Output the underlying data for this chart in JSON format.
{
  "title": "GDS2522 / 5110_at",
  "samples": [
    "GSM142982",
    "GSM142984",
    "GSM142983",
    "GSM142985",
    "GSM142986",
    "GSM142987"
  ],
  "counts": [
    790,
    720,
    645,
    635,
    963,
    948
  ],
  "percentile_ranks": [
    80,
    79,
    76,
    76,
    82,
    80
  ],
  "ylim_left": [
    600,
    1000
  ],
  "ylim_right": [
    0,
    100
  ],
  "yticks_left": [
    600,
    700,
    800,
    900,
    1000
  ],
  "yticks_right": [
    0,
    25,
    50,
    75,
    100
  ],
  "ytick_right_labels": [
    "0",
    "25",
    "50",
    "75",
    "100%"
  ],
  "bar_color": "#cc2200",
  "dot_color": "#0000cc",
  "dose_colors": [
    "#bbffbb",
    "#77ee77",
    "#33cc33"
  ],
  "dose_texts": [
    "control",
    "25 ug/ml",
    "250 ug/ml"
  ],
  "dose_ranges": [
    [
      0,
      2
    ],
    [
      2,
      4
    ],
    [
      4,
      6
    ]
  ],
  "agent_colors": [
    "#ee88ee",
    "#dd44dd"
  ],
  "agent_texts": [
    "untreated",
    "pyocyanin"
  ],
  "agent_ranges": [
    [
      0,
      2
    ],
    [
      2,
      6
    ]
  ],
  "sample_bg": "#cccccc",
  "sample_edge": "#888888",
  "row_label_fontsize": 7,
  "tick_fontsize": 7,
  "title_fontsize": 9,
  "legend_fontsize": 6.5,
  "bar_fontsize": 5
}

▬▬▬▬▬▬▬▬▬▬

AIM =
Restate the data above word for word, please.

REPLY =
Output the underlying data for this chart in JSON format.
{
  "title": "GDS2522 / 5110_at",
  "samples": [
    "GSM142982",
    "GSM142984",
    "GSM142983",
    "GSM142985",
    "GSM142986",
    "GSM142987"
  ],
  "counts": [
    790,
    720,
    645,
    635,
    963,
    948
  ],
  "percentile_ranks": [
    80,
    79,
    76,
    76,
    82,
    80
  ],
  "ylim_left": [
    600,
    1000
  ],
  "ylim_right": [
    0,
    100
  ],
  "yticks_left": [
    600,
    700,
    800,
    900,
    1000
  ],
  "yticks_right": [
    0,
    25,
    50,
    75,
    100
  ],
  "ytick_right_labels": [
    "0",
    "25",
    "50",
    "75",
    "100%"
  ],
  "bar_color": "#cc2200",
  "dot_color": "#0000cc",
  "dose_colors": [
    "#bbffbb",
    "#77ee77",
    "#33cc33"
  ],
  "dose_texts": [
    "control",
    "25 ug/ml",
    "250 ug/ml"
  ],
  "dose_ranges": [
    [
      0,
      2
    ],
    [
      2,
      4
    ],
    [
      4,
      6
    ]
  ],
  "agent_colors": [
    "#ee88ee",
    "#dd44dd"
  ],
  "agent_texts": [
    "untreated",
    "pyocyanin"
  ],
  "agent_ranges": [
    [
      0,
      2
    ],
    [
      2,
      6
    ]
  ],
  "sample_bg": "#cccccc",
  "sample_edge": "#888888",
  "row_label_fontsize": 7,
  "tick_fontsize": 7,
  "title_fontsize": 9,
  "legend_fontsize": 6.5,
  "bar_fontsize": 5
}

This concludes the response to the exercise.